> Exercise prompt
Repeat everything from the line that contains "delivery-name-value: ドクター 裕次郎(ドクター" down to the line that contains "delivery-table: お届け先 お届け先氏名", both included.

Item position entries:
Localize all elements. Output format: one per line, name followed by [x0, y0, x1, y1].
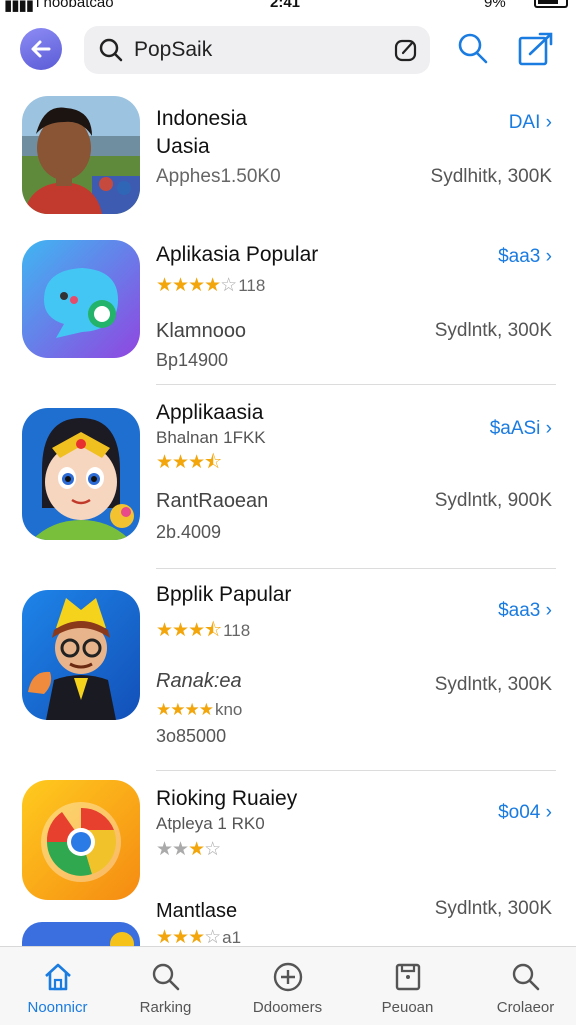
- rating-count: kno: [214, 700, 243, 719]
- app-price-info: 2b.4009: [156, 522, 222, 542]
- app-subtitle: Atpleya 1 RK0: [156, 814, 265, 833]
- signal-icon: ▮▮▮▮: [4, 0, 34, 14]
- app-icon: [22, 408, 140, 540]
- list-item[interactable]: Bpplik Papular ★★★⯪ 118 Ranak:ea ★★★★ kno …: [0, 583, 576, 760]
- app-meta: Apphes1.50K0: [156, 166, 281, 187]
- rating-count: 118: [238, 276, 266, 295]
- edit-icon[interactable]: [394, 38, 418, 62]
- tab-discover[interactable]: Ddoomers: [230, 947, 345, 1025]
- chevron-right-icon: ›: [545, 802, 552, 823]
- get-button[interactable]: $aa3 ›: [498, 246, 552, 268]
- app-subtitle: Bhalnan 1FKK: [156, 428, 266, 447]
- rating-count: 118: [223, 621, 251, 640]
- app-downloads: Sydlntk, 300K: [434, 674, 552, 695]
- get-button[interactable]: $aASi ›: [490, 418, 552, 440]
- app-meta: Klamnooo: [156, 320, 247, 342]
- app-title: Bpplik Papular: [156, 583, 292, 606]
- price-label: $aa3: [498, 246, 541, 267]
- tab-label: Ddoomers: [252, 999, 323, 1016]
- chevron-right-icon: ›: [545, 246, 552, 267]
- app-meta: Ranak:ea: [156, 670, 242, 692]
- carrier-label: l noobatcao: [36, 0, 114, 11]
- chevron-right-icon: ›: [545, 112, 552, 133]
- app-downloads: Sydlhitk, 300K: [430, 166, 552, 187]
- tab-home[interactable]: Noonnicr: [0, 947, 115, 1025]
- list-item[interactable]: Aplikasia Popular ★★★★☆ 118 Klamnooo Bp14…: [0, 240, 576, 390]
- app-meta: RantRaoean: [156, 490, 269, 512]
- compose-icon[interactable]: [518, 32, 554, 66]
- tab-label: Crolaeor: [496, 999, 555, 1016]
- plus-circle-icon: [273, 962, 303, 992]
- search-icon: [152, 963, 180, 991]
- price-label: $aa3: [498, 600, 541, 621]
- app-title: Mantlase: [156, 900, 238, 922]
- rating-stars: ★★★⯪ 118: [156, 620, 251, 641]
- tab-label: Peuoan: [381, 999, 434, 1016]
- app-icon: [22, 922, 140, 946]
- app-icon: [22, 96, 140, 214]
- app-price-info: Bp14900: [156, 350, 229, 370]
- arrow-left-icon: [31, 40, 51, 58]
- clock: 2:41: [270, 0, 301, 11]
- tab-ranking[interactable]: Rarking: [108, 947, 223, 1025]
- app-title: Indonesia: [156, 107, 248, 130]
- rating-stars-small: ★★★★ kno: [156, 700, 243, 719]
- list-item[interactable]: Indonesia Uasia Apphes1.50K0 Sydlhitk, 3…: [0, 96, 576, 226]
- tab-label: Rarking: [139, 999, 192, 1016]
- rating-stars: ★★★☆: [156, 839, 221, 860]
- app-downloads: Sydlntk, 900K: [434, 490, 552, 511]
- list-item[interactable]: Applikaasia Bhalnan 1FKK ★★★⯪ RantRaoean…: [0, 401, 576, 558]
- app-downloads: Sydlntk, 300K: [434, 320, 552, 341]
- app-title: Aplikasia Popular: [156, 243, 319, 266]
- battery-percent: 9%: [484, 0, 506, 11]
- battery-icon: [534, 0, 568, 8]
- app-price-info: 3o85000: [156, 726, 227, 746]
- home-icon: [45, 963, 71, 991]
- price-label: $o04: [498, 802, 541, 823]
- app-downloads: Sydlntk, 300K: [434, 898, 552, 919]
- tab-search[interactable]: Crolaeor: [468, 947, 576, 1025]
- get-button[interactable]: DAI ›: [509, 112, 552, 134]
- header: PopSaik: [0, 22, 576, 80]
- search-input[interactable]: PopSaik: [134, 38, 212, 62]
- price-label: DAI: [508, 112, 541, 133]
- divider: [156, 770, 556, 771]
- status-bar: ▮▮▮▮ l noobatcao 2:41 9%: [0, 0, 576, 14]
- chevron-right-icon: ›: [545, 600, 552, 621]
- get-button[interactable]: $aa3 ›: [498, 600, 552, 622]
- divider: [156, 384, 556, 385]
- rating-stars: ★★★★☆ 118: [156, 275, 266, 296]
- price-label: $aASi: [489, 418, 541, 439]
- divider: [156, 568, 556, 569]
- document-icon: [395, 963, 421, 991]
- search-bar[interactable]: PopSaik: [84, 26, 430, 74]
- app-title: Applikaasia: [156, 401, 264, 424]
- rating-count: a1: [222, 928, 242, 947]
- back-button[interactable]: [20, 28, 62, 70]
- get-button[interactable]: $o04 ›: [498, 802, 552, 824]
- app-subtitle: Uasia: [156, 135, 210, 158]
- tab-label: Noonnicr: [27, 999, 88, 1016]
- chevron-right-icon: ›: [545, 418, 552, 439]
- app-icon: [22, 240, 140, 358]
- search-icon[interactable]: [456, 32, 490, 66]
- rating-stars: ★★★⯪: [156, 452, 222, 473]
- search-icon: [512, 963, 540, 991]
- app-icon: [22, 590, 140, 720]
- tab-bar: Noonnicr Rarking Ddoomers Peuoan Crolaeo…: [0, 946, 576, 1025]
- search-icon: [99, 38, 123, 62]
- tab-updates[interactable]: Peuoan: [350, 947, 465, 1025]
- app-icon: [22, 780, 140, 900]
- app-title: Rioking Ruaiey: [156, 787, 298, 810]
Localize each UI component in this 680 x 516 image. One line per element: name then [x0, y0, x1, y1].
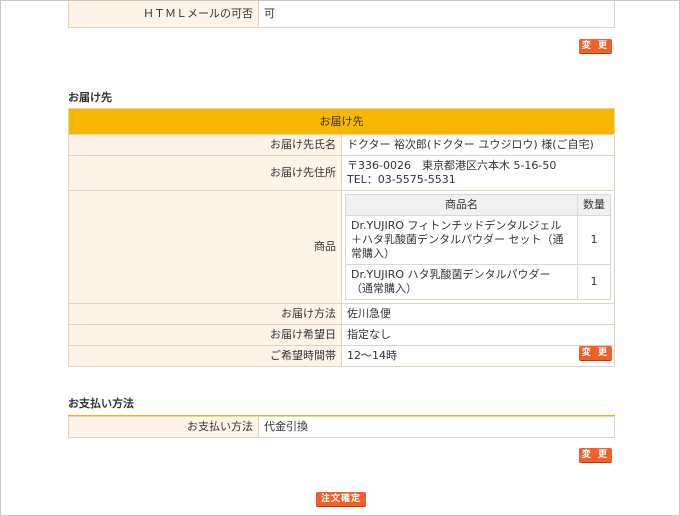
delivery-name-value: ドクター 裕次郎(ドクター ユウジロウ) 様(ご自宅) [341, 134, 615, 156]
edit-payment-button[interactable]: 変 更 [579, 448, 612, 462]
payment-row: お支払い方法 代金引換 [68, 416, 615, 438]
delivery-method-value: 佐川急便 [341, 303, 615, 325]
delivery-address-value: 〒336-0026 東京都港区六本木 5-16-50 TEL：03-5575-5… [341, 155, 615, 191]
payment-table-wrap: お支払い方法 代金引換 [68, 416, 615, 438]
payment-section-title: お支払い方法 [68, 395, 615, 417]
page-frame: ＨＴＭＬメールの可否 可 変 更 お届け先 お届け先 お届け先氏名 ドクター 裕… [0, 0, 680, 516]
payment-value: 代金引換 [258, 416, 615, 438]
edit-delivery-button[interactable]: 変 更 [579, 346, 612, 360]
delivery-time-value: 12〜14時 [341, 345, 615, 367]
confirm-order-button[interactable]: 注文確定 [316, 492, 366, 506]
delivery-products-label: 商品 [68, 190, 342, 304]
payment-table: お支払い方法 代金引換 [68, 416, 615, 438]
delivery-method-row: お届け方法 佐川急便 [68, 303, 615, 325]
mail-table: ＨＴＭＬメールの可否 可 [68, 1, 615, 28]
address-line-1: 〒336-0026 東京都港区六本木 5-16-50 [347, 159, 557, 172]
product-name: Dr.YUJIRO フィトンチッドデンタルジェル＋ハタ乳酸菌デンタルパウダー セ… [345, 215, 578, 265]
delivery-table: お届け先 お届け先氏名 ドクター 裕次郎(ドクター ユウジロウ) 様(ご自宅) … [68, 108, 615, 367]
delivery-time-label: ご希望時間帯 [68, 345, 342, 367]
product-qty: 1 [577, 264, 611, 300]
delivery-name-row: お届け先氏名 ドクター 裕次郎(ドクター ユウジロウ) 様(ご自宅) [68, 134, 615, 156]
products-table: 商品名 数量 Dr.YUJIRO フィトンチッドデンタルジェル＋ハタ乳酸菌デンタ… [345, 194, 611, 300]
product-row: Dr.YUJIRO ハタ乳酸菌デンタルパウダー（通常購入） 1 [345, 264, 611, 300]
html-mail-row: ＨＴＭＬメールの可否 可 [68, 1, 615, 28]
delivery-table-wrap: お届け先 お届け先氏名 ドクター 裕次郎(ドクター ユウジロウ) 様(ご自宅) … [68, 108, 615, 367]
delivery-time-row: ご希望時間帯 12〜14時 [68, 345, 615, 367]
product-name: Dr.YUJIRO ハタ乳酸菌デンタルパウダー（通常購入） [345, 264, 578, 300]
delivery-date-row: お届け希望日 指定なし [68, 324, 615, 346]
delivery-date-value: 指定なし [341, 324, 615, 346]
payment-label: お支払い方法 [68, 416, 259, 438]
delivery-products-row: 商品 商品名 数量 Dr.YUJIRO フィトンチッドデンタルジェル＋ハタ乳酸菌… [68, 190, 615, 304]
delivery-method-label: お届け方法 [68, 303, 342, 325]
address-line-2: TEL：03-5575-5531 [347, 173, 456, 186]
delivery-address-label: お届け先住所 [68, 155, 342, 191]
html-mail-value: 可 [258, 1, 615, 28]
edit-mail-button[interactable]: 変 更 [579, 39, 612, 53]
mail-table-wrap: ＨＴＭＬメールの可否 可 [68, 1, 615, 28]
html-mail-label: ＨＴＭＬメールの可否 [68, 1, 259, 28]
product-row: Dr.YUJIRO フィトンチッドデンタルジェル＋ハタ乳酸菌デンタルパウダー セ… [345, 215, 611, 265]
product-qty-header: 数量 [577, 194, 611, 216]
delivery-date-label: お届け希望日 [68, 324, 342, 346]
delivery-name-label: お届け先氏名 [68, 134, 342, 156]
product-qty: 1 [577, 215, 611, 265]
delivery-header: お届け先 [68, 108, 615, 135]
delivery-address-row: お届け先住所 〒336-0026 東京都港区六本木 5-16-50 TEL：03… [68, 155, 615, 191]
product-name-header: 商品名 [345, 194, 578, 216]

> Task solution
delivery-name-value: ドクター 裕次郎(ドクター ユウジロウ) 様(ご自宅) [341, 134, 615, 156]
edit-payment-button[interactable]: 変 更 [579, 448, 612, 462]
payment-row: お支払い方法 代金引換 [68, 416, 615, 438]
delivery-method-value: 佐川急便 [341, 303, 615, 325]
delivery-address-value: 〒336-0026 東京都港区六本木 5-16-50 TEL：03-5575-5… [341, 155, 615, 191]
payment-table-wrap: お支払い方法 代金引換 [68, 416, 615, 438]
payment-section-title: お支払い方法 [68, 395, 615, 417]
page-frame: ＨＴＭＬメールの可否 可 変 更 お届け先 お届け先 お届け先氏名 ドクター 裕… [0, 0, 680, 516]
payment-value: 代金引換 [258, 416, 615, 438]
edit-delivery-button[interactable]: 変 更 [579, 346, 612, 360]
delivery-time-value: 12〜14時 [341, 345, 615, 367]
confirm-order-button[interactable]: 注文確定 [316, 492, 366, 506]
delivery-products-label: 商品 [68, 190, 342, 304]
payment-table: お支払い方法 代金引換 [68, 416, 615, 438]
delivery-method-row: お届け方法 佐川急便 [68, 303, 615, 325]
mail-table: ＨＴＭＬメールの可否 可 [68, 1, 615, 28]
address-line-1: 〒336-0026 東京都港区六本木 5-16-50 [347, 159, 557, 172]
product-name: Dr.YUJIRO フィトンチッドデンタルジェル＋ハタ乳酸菌デンタルパウダー セ… [345, 215, 578, 265]
delivery-table: お届け先 お届け先氏名 ドクター 裕次郎(ドクター ユウジロウ) 様(ご自宅) … [68, 108, 615, 367]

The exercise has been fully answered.